Record set —
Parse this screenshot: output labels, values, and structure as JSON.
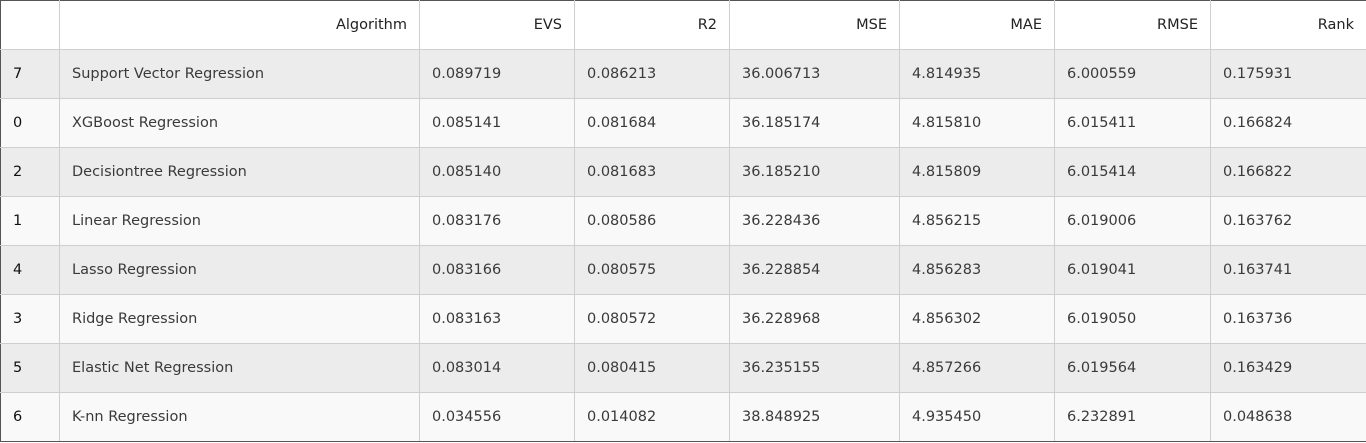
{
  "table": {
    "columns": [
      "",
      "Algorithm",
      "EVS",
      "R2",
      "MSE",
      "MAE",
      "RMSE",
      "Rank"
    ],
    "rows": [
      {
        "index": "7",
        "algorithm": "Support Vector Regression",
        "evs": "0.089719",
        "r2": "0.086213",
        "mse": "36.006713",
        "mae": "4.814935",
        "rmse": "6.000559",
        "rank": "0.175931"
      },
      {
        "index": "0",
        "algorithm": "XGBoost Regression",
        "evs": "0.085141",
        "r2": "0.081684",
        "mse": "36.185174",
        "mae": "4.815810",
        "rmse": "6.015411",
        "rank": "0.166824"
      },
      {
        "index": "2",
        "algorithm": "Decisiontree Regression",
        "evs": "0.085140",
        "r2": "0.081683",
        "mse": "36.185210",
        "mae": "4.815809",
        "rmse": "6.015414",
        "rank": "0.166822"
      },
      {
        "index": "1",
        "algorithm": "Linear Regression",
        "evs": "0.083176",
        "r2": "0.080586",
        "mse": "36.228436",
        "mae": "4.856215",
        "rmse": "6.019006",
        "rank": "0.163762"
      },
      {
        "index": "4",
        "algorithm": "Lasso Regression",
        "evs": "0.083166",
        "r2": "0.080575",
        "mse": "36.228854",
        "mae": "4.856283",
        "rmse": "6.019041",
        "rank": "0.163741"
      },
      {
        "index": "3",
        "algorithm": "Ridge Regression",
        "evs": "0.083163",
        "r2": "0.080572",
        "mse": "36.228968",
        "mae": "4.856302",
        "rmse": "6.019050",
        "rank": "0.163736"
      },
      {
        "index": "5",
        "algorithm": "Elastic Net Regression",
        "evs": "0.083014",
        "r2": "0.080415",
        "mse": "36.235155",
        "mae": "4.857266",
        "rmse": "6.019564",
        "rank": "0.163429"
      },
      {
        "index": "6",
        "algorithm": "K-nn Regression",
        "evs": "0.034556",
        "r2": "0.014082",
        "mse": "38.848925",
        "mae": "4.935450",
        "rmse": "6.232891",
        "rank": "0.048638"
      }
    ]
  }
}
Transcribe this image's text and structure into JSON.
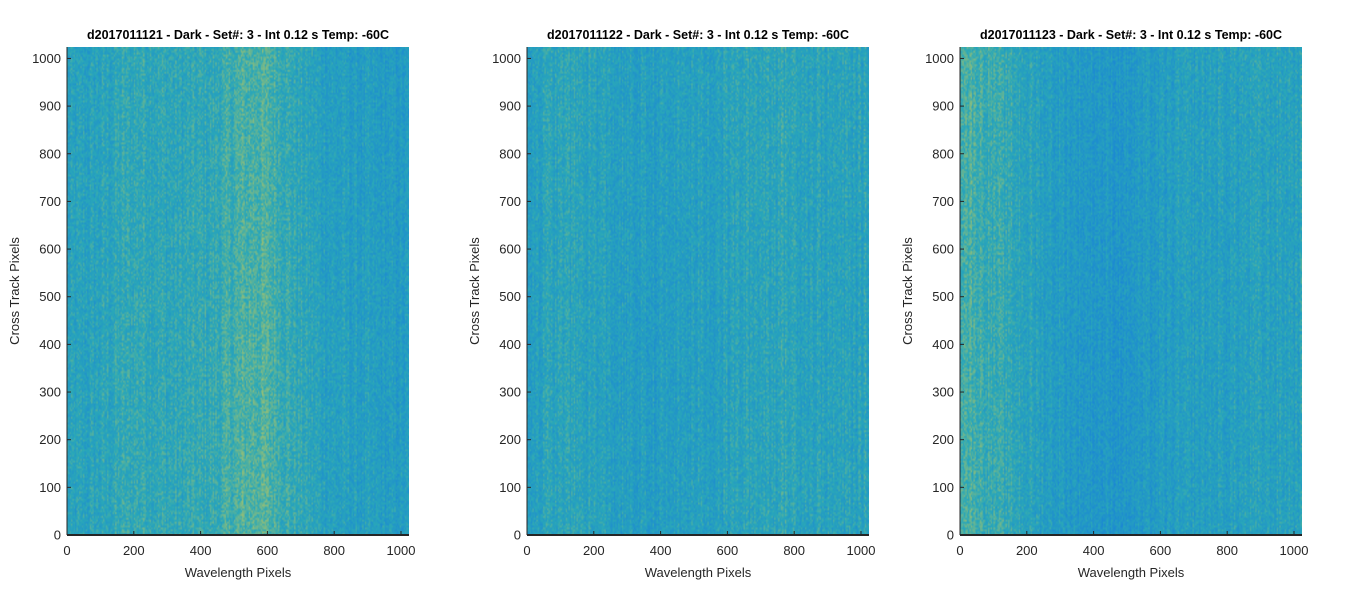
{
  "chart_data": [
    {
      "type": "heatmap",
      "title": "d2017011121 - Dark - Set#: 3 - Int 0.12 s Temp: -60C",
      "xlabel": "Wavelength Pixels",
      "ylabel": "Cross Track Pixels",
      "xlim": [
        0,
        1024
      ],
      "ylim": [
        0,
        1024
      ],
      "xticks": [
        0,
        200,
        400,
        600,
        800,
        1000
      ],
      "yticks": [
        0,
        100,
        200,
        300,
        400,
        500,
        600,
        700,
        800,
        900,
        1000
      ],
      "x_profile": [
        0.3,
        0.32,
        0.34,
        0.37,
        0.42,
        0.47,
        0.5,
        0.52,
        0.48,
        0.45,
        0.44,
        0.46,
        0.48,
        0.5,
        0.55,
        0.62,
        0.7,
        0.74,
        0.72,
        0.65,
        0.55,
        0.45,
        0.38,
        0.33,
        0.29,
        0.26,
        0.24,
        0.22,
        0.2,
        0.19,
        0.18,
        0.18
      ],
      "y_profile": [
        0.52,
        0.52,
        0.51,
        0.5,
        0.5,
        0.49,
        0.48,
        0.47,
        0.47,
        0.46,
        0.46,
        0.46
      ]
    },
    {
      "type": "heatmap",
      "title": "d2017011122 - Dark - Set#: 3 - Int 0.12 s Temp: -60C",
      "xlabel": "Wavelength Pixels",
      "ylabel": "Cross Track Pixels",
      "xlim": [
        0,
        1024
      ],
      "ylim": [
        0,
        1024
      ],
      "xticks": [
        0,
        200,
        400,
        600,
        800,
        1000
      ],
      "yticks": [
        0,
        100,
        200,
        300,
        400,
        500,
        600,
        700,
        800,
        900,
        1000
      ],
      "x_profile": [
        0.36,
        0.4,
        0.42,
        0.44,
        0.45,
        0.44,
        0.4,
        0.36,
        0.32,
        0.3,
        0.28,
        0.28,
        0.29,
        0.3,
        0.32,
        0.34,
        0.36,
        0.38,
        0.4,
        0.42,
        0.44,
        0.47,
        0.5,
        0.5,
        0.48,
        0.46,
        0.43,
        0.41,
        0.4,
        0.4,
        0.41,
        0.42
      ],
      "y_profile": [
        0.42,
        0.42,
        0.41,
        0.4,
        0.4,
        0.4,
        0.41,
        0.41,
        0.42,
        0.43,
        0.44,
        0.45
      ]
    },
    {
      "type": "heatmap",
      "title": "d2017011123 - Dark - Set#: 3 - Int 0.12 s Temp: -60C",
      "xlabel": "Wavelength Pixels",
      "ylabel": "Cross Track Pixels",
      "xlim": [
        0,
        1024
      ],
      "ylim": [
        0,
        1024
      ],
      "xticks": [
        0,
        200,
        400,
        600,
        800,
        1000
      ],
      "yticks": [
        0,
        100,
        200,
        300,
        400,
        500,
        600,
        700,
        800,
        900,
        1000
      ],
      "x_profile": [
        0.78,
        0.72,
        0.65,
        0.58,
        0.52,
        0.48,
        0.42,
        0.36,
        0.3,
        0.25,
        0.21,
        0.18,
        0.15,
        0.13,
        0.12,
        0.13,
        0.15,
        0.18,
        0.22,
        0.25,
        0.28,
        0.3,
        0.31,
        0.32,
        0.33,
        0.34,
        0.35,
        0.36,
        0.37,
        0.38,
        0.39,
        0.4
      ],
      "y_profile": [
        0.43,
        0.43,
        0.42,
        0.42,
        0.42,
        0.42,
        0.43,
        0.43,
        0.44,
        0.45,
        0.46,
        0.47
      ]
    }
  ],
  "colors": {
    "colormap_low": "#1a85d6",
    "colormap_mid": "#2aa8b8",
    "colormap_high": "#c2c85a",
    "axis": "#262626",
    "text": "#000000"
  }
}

Challenge — Without the pictures, extract every entry verbatim.

Exercise response —
Parse this screenshot: output labels, values, and structure as JSON.
{
  "table": {
    "columns": [
      "",
      "Algorithm",
      "EVS",
      "R2",
      "MSE",
      "MAE",
      "RMSE",
      "Rank"
    ],
    "rows": [
      {
        "index": "7",
        "algorithm": "Support Vector Regression",
        "evs": "0.089719",
        "r2": "0.086213",
        "mse": "36.006713",
        "mae": "4.814935",
        "rmse": "6.000559",
        "rank": "0.175931"
      },
      {
        "index": "0",
        "algorithm": "XGBoost Regression",
        "evs": "0.085141",
        "r2": "0.081684",
        "mse": "36.185174",
        "mae": "4.815810",
        "rmse": "6.015411",
        "rank": "0.166824"
      },
      {
        "index": "2",
        "algorithm": "Decisiontree Regression",
        "evs": "0.085140",
        "r2": "0.081683",
        "mse": "36.185210",
        "mae": "4.815809",
        "rmse": "6.015414",
        "rank": "0.166822"
      },
      {
        "index": "1",
        "algorithm": "Linear Regression",
        "evs": "0.083176",
        "r2": "0.080586",
        "mse": "36.228436",
        "mae": "4.856215",
        "rmse": "6.019006",
        "rank": "0.163762"
      },
      {
        "index": "4",
        "algorithm": "Lasso Regression",
        "evs": "0.083166",
        "r2": "0.080575",
        "mse": "36.228854",
        "mae": "4.856283",
        "rmse": "6.019041",
        "rank": "0.163741"
      },
      {
        "index": "3",
        "algorithm": "Ridge Regression",
        "evs": "0.083163",
        "r2": "0.080572",
        "mse": "36.228968",
        "mae": "4.856302",
        "rmse": "6.019050",
        "rank": "0.163736"
      },
      {
        "index": "5",
        "algorithm": "Elastic Net Regression",
        "evs": "0.083014",
        "r2": "0.080415",
        "mse": "36.235155",
        "mae": "4.857266",
        "rmse": "6.019564",
        "rank": "0.163429"
      },
      {
        "index": "6",
        "algorithm": "K-nn Regression",
        "evs": "0.034556",
        "r2": "0.014082",
        "mse": "38.848925",
        "mae": "4.935450",
        "rmse": "6.232891",
        "rank": "0.048638"
      }
    ]
  }
}
Transcribe this image's text and structure into JSON.
{
  "chart_data": [
    {
      "type": "heatmap",
      "title": "d2017011121 - Dark - Set#: 3 - Int 0.12 s Temp: -60C",
      "xlabel": "Wavelength Pixels",
      "ylabel": "Cross Track Pixels",
      "xlim": [
        0,
        1024
      ],
      "ylim": [
        0,
        1024
      ],
      "xticks": [
        0,
        200,
        400,
        600,
        800,
        1000
      ],
      "yticks": [
        0,
        100,
        200,
        300,
        400,
        500,
        600,
        700,
        800,
        900,
        1000
      ],
      "x_profile": [
        0.3,
        0.32,
        0.34,
        0.37,
        0.42,
        0.47,
        0.5,
        0.52,
        0.48,
        0.45,
        0.44,
        0.46,
        0.48,
        0.5,
        0.55,
        0.62,
        0.7,
        0.74,
        0.72,
        0.65,
        0.55,
        0.45,
        0.38,
        0.33,
        0.29,
        0.26,
        0.24,
        0.22,
        0.2,
        0.19,
        0.18,
        0.18
      ],
      "y_profile": [
        0.52,
        0.52,
        0.51,
        0.5,
        0.5,
        0.49,
        0.48,
        0.47,
        0.47,
        0.46,
        0.46,
        0.46
      ]
    },
    {
      "type": "heatmap",
      "title": "d2017011122 - Dark - Set#: 3 - Int 0.12 s Temp: -60C",
      "xlabel": "Wavelength Pixels",
      "ylabel": "Cross Track Pixels",
      "xlim": [
        0,
        1024
      ],
      "ylim": [
        0,
        1024
      ],
      "xticks": [
        0,
        200,
        400,
        600,
        800,
        1000
      ],
      "yticks": [
        0,
        100,
        200,
        300,
        400,
        500,
        600,
        700,
        800,
        900,
        1000
      ],
      "x_profile": [
        0.36,
        0.4,
        0.42,
        0.44,
        0.45,
        0.44,
        0.4,
        0.36,
        0.32,
        0.3,
        0.28,
        0.28,
        0.29,
        0.3,
        0.32,
        0.34,
        0.36,
        0.38,
        0.4,
        0.42,
        0.44,
        0.47,
        0.5,
        0.5,
        0.48,
        0.46,
        0.43,
        0.41,
        0.4,
        0.4,
        0.41,
        0.42
      ],
      "y_profile": [
        0.42,
        0.42,
        0.41,
        0.4,
        0.4,
        0.4,
        0.41,
        0.41,
        0.42,
        0.43,
        0.44,
        0.45
      ]
    },
    {
      "type": "heatmap",
      "title": "d2017011123 - Dark - Set#: 3 - Int 0.12 s Temp: -60C",
      "xlabel": "Wavelength Pixels",
      "ylabel": "Cross Track Pixels",
      "xlim": [
        0,
        1024
      ],
      "ylim": [
        0,
        1024
      ],
      "xticks": [
        0,
        200,
        400,
        600,
        800,
        1000
      ],
      "yticks": [
        0,
        100,
        200,
        300,
        400,
        500,
        600,
        700,
        800,
        900,
        1000
      ],
      "x_profile": [
        0.78,
        0.72,
        0.65,
        0.58,
        0.52,
        0.48,
        0.42,
        0.36,
        0.3,
        0.25,
        0.21,
        0.18,
        0.15,
        0.13,
        0.12,
        0.13,
        0.15,
        0.18,
        0.22,
        0.25,
        0.28,
        0.3,
        0.31,
        0.32,
        0.33,
        0.34,
        0.35,
        0.36,
        0.37,
        0.38,
        0.39,
        0.4
      ],
      "y_profile": [
        0.43,
        0.43,
        0.42,
        0.42,
        0.42,
        0.42,
        0.43,
        0.43,
        0.44,
        0.45,
        0.46,
        0.47
      ]
    }
  ],
  "colors": {
    "colormap_low": "#1a85d6",
    "colormap_mid": "#2aa8b8",
    "colormap_high": "#c2c85a",
    "axis": "#262626",
    "text": "#000000"
  }
}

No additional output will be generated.